▸ Stated exercise: Copy the entries from the start through the line containing "- y-tick-label: 9.95: [53, 146, 80, 160]", replacing "plot-area-frame" with "plot-frame" and changing nothing else.

▸ Listing:
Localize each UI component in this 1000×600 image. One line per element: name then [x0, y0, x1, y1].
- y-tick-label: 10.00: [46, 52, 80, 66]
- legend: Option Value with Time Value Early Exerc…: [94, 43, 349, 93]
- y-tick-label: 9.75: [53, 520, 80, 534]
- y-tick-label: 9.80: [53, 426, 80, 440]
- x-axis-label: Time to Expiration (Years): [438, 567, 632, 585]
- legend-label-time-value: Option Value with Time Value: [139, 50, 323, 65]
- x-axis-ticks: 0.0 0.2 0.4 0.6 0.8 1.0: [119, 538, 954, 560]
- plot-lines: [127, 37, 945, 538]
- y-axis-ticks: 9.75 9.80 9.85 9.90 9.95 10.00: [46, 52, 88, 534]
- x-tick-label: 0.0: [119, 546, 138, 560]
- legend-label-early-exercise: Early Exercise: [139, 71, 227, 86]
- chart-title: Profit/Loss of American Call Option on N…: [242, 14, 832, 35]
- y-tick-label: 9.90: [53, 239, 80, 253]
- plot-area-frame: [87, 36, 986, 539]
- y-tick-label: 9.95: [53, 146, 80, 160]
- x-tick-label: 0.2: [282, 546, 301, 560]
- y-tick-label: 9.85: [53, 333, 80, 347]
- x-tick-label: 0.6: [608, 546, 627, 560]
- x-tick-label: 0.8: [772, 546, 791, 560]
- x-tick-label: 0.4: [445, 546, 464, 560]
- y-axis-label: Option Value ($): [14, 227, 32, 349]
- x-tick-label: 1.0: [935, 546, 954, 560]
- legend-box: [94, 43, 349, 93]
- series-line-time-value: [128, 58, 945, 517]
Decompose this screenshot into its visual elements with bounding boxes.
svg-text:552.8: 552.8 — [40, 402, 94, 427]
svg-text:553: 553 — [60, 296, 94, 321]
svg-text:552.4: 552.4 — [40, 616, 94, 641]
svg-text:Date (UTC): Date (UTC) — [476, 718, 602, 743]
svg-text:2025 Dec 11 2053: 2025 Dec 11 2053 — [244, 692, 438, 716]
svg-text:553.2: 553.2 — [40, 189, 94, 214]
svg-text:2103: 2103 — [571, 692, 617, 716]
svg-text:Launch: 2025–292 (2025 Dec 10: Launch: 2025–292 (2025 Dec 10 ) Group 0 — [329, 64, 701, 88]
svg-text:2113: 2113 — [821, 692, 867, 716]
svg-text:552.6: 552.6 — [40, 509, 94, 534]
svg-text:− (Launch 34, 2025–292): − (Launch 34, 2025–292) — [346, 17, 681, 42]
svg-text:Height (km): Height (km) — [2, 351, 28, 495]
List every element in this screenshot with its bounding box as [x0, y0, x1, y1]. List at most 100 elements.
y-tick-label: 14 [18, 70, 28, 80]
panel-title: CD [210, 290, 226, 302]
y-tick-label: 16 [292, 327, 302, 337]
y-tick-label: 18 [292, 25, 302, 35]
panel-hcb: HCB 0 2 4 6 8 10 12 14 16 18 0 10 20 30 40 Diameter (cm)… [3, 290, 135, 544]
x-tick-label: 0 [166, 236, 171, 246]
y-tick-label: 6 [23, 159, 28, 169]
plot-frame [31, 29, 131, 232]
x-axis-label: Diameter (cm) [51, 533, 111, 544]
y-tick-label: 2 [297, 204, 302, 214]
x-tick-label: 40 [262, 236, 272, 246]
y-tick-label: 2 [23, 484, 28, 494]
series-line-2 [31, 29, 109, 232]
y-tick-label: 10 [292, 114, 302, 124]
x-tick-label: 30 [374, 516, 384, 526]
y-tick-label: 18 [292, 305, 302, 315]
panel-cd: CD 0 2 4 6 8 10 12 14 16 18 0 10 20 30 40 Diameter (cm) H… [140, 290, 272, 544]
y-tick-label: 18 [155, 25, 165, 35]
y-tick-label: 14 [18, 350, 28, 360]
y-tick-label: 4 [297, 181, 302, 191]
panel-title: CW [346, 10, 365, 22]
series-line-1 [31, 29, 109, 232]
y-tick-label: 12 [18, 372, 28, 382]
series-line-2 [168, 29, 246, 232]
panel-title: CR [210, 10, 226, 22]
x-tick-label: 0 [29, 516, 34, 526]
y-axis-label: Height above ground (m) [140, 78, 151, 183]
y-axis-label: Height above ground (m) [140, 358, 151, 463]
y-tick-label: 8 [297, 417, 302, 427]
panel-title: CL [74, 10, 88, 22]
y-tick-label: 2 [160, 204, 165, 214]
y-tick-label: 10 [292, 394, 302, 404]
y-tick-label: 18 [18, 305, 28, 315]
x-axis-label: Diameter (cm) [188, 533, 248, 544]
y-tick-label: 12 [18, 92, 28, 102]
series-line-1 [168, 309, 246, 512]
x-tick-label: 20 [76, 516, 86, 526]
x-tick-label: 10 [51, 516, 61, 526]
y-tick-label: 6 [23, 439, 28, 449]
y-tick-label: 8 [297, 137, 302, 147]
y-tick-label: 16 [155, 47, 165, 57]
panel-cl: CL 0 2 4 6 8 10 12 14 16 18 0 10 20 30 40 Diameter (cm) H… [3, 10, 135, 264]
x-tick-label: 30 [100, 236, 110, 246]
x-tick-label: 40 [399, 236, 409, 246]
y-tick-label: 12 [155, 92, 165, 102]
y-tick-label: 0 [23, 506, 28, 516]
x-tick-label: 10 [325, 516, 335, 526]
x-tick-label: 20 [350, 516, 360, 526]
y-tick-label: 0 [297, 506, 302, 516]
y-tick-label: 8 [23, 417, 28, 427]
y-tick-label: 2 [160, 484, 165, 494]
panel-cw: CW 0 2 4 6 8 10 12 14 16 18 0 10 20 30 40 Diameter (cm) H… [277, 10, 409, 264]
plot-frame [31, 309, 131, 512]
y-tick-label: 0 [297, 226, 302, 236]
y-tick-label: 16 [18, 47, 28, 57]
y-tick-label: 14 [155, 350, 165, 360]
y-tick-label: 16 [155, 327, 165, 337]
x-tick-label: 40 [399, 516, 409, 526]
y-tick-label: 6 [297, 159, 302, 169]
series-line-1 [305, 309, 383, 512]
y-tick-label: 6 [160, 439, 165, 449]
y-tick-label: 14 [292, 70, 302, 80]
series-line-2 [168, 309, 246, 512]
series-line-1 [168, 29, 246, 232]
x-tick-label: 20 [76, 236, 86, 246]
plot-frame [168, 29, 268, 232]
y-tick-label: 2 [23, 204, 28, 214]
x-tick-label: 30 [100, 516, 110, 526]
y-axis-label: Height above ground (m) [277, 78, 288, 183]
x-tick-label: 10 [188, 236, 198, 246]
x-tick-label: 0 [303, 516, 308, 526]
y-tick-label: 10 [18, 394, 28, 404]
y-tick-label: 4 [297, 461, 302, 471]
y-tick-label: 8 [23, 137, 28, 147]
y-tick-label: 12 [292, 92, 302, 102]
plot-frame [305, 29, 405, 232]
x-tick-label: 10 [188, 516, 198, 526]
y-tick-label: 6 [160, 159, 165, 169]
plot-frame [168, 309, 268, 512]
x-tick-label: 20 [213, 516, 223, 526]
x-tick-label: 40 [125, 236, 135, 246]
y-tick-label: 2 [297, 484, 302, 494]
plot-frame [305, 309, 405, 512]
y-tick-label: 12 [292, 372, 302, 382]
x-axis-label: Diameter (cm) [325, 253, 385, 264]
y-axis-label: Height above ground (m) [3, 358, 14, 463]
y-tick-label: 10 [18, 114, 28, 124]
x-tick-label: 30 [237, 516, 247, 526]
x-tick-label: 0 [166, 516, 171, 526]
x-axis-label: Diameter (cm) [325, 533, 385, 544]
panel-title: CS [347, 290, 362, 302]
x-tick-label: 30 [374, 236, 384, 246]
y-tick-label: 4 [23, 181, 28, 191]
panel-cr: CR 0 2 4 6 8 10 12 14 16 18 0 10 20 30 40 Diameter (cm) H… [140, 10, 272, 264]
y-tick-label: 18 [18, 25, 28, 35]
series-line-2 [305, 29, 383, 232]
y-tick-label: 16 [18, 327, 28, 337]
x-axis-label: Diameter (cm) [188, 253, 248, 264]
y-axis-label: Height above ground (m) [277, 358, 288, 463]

▸ Exercise result:
Localize each UI component in this 1000×600 image. One line per element: name then [x0, y0, x1, y1].
- y-tick-label: 10.00: [46, 52, 80, 66]
- legend: Option Value with Time Value Early Exerc…: [94, 43, 349, 93]
- y-tick-label: 9.75: [53, 520, 80, 534]
- y-tick-label: 9.80: [53, 426, 80, 440]
- x-axis-label: Time to Expiration (Years): [438, 567, 632, 585]
- legend-label-time-value: Option Value with Time Value: [139, 50, 323, 65]
- x-axis-ticks: 0.0 0.2 0.4 0.6 0.8 1.0: [119, 538, 954, 560]
- plot-lines: [127, 37, 945, 538]
- y-axis-ticks: 9.75 9.80 9.85 9.90 9.95 10.00: [46, 52, 88, 534]
- x-tick-label: 0.0: [119, 546, 138, 560]
- legend-label-early-exercise: Early Exercise: [139, 71, 227, 86]
- chart-title: Profit/Loss of American Call Option on N…: [242, 14, 832, 35]
- y-tick-label: 9.90: [53, 239, 80, 253]
- plot-frame: [87, 36, 986, 539]
- y-tick-label: 9.95: [53, 146, 80, 160]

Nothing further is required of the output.